┌──

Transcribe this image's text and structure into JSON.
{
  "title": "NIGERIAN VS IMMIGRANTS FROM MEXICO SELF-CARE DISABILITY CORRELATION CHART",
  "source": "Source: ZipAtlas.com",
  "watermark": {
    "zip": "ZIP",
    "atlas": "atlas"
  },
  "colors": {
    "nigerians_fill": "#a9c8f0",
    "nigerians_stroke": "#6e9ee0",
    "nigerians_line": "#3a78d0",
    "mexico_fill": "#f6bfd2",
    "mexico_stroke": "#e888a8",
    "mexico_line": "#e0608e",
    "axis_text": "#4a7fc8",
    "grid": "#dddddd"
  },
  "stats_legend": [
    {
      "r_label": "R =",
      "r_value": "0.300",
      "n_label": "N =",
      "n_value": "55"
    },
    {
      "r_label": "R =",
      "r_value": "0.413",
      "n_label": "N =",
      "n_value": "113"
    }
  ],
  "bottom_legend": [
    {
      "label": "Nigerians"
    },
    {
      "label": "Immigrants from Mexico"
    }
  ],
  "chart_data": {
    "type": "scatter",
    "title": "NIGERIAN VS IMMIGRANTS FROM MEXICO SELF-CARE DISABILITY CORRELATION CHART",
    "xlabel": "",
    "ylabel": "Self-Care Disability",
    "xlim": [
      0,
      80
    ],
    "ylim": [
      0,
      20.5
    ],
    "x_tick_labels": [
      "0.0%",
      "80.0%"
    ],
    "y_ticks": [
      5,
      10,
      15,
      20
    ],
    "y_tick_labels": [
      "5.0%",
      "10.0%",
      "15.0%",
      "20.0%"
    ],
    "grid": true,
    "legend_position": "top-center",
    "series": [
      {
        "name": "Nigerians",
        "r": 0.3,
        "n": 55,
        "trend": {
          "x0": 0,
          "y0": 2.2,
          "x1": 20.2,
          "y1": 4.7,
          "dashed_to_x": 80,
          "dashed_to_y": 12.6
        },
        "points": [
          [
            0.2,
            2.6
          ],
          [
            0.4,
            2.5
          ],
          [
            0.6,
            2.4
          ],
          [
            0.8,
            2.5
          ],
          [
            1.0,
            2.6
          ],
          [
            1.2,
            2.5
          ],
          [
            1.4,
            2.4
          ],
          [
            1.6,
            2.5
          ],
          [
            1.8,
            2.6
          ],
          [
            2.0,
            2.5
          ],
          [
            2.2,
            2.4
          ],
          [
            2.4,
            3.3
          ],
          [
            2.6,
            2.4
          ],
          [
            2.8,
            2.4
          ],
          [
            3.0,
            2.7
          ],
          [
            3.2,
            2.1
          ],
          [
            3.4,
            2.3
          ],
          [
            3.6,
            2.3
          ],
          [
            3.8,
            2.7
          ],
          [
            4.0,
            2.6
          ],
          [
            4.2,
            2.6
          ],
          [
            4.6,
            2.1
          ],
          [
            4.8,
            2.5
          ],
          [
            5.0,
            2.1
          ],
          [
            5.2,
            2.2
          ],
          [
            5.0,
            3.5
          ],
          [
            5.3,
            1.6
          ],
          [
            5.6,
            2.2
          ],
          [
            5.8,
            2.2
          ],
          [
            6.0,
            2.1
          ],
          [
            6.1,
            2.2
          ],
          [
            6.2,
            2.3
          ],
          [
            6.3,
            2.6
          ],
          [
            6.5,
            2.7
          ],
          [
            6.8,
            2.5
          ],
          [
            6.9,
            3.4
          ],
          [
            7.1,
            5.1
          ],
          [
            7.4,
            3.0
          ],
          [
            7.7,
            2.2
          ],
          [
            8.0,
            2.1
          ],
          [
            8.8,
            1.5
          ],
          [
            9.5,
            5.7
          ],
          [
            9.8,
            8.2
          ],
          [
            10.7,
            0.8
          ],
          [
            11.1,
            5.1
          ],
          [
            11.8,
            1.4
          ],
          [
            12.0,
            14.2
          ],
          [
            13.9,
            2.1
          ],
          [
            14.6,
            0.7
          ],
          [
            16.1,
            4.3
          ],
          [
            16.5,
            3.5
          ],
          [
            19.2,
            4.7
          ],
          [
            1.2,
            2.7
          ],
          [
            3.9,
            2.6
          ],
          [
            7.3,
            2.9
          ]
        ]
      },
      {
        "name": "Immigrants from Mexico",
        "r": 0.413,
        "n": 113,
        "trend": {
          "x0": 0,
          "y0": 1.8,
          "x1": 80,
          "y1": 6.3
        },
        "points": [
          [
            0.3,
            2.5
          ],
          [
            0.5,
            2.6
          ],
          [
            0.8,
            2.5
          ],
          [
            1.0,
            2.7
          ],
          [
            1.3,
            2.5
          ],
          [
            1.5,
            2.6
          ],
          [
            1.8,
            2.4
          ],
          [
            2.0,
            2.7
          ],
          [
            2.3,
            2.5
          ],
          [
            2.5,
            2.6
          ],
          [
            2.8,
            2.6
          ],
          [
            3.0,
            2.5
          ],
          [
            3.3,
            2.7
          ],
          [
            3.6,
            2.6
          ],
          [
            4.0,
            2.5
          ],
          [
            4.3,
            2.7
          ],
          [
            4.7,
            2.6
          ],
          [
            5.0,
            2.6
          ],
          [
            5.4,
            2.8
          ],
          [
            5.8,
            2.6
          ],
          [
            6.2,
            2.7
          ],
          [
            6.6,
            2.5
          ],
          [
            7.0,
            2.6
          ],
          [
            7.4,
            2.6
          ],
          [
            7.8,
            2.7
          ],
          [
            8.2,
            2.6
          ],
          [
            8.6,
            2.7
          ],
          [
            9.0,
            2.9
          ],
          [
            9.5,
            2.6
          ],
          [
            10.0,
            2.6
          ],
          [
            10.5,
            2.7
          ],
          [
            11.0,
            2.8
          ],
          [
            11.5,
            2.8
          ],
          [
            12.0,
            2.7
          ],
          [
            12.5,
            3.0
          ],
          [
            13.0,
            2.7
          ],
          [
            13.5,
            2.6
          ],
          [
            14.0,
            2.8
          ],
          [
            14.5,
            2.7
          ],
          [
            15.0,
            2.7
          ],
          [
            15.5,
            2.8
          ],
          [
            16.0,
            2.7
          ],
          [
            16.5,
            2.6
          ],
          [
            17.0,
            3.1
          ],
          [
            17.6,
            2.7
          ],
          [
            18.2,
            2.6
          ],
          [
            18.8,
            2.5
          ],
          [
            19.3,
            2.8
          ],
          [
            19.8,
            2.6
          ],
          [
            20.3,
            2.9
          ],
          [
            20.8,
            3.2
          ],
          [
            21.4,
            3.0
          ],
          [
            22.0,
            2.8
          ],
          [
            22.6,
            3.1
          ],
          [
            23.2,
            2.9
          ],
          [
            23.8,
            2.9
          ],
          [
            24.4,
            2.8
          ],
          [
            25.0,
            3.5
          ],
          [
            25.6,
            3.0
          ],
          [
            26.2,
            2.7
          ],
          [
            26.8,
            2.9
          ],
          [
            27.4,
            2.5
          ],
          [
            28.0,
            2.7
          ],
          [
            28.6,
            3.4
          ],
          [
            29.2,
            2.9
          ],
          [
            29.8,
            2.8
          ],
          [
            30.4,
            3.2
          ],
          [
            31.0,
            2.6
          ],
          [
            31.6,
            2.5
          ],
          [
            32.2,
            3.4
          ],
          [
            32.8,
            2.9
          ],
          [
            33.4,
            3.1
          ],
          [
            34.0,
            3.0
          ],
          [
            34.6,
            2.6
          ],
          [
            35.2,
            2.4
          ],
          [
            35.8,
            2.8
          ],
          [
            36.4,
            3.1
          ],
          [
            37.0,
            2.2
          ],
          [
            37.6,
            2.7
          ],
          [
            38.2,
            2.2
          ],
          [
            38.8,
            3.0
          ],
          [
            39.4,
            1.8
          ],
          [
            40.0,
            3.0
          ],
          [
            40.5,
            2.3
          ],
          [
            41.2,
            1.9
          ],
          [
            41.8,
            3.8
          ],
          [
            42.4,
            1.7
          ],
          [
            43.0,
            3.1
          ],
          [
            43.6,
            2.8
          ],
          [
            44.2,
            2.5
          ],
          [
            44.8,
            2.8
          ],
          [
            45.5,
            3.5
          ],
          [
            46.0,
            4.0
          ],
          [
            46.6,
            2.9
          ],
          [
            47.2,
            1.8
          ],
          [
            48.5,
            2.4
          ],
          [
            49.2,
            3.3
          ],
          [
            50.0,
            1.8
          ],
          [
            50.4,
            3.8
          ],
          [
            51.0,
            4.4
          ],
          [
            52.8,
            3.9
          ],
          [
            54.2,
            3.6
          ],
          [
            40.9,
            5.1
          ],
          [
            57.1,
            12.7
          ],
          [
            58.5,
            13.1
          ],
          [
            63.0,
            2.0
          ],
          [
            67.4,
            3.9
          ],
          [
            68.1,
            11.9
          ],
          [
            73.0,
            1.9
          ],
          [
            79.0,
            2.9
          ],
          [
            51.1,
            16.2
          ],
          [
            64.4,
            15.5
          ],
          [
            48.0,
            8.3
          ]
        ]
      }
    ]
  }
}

└──

- _EXERCISE DESCRIPTION_
Out of the material above, select every line that holds the string "CORRELATION".

- _OUTPUT FOR THIS EXERCISE_
  "title": "NIGERIAN VS IMMIGRANTS FROM MEXICO SELF-CARE DISABILITY CORRELATION CHART",
    "title": "NIGERIAN VS IMMIGRANTS FROM MEXICO SELF-CARE DISABILITY CORRELATION CHART",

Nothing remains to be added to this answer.